Task prompt: Retype the text on university chancellors and vice-chancellors word for word, starting at "In the University of the" and ending at "affairs, among others.".

Exercise text:

-- Opening Marker --

In Malaysia, all the government universities (with the sole exception of International Islamic University Malaysia, which was administered by the rector) are administered by the vice-chancellor.

=== Nigeria ===
In Nigeria, chancellors are ceremonial heads of public universities (mostly traditional monarchs), appointed by the head of state (president), governor of a state (in the case of state-owned universities) or assumed by the owner of a private university. The day-to-day running of universities is the responsibility of the vice-chancellors. There are also pro-chancellors who are government appointees that head the universities' governing councils. The university governing council is the highest administrative organ of a Nigerian public universities. They approve projects, contracts, recruitments, promotions and are regarded as employer of university workers. They also appoint the principal officers of the university including the vice chancellor. They exercise all these functions on behalf of the "visitor." The visitor is the president of the federation (for federal universities) and state governors for state-owned universities.

===Ireland===
In Ireland, day-to-day operations of the universities are under the directorship of a president (a provost in the case of Trinity College Dublin). However, the president of each constituent university of the National University of Ireland also has the title of pro-vice-chancellor of the NUI.

===Philippines===
In the University of Santo Tomas, neither the chancellor nor the vice-chancellor are the day-to-day head of the university. The chief executive officer of the university is the rector. The vice-chancellor position is held ex officio by the Prior Provincial of the Dominican Province of the Philippines, the Dominican province that has majority control over the university. The Master of the Order of Preachers (the leader of the Dominican Order) is ex officio the chancellor of the university.

In the University of the Philippines, the chancellor assigns different vice-chancellors to handle different aspects of running the university. There is one for instruction, administration, and community affairs, among others.

===Sweden===
In Sweden, the rektor (rector) is the head of a Swedish university, but the word vice-chancellor (vicekansler) is often used as the English translation of rektor. The vice-chancellor (vicekansler) is also an honorary title given to the rectores magnifici at the universities of Lund and Uppsala.

University chancellor (universitetskansler) is the office of the highest civil servant in the Swedish university system.

===United States===
In the United States, a vice chancellor (typically spelled without a hyphen) is an assistant to a chancellor, who is generally the (actual, not merely ceremonial) head of one campus of a large university which has several campuses. The head of the entire university is the president (the equivalent of a Commonwealth vice-chancellor), the chancellor is in charge of one campus, and a vice chancellor is one of their direct reports responsible for a broad area of authority at one campus. Some systems, such as the California State University and the Pennsylvania State System of Higher Education invert this arrangement so that the chancellor is the head of the entire university system, while a vice chancellor is an executive who directly reports to the chancellor and is responsible for a broad area of authority across the entire system.

At the University of the South, the vice chancellor is the administrative head of the university (as well as mayor of the town of Sewanee). The chancellor is a bishop of one of the 28 southeastern Episcopal dioceses that own the university and is elected by the members of the board of trustees. The chancellor neither resides at the university nor holds administrative power; the office of chancellor is a ceremonial one.

-- Closing Marker --

Recorded data:
-- Opening Marker --

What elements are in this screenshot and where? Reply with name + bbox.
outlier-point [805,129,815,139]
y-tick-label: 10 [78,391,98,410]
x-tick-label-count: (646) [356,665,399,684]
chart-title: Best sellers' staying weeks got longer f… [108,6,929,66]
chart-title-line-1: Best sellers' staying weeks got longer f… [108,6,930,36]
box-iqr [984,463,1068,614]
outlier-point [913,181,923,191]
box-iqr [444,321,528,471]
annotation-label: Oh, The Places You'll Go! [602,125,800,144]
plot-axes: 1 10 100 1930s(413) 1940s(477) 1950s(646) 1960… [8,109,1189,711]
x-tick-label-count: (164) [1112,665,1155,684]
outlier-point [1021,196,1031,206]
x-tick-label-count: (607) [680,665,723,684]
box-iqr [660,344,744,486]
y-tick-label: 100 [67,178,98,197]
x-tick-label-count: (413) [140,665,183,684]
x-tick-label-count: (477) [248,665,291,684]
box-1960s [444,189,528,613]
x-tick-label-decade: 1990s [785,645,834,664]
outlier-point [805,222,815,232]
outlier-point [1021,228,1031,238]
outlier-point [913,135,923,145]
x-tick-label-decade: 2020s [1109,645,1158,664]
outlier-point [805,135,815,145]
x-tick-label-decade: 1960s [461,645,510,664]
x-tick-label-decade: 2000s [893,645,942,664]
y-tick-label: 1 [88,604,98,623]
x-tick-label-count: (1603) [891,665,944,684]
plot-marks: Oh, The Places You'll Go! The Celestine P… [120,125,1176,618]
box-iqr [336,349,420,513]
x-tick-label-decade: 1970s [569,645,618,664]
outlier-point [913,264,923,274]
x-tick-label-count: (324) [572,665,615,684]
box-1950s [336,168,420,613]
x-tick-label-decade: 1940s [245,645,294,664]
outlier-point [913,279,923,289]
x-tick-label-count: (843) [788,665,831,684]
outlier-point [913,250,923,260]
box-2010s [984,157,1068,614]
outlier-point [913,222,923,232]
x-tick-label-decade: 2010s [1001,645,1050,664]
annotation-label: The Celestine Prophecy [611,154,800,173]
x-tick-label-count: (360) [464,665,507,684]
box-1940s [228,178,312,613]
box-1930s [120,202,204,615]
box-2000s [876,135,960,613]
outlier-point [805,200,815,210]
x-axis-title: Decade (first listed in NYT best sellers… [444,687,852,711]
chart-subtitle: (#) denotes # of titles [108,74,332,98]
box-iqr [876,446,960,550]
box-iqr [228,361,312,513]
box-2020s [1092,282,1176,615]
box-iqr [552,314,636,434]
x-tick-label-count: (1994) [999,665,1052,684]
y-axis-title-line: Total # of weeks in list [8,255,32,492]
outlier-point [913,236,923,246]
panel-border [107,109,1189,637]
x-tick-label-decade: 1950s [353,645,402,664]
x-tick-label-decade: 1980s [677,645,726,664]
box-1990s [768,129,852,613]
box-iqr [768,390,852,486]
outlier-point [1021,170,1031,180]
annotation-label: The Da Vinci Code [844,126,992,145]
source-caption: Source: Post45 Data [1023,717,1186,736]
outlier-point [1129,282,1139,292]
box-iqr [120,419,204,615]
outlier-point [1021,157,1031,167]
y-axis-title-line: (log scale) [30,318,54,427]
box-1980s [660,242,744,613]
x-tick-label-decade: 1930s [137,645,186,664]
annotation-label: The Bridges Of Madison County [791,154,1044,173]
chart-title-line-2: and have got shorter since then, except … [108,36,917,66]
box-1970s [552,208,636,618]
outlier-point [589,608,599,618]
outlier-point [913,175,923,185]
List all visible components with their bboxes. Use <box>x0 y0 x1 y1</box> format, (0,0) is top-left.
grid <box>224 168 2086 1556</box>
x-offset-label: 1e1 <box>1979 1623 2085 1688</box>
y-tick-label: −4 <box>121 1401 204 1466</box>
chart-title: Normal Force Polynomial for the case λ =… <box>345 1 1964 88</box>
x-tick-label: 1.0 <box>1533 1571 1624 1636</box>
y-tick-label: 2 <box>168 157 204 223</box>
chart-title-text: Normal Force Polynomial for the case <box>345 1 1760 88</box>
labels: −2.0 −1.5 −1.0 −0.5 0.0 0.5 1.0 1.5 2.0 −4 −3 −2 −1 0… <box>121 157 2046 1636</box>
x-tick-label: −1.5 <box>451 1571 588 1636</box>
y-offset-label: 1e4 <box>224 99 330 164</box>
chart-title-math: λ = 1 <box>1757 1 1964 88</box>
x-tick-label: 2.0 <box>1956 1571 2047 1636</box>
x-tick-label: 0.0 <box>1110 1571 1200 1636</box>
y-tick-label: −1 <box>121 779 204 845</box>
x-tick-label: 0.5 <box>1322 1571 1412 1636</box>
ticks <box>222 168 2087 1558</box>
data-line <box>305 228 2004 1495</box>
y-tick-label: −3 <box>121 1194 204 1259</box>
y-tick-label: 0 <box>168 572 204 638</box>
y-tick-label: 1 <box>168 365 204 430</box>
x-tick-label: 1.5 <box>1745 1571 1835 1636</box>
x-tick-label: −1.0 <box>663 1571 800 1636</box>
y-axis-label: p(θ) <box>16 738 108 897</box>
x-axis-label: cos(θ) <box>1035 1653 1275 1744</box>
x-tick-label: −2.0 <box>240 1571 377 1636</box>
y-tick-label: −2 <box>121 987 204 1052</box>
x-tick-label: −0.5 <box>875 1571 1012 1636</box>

-- Closing Marker --

Output for this exercise:
In the University of the Philippines, the chancellor assigns different vice-chancellors to handle different aspects of running the university. There is one for instruction, administration, and community affairs, among others.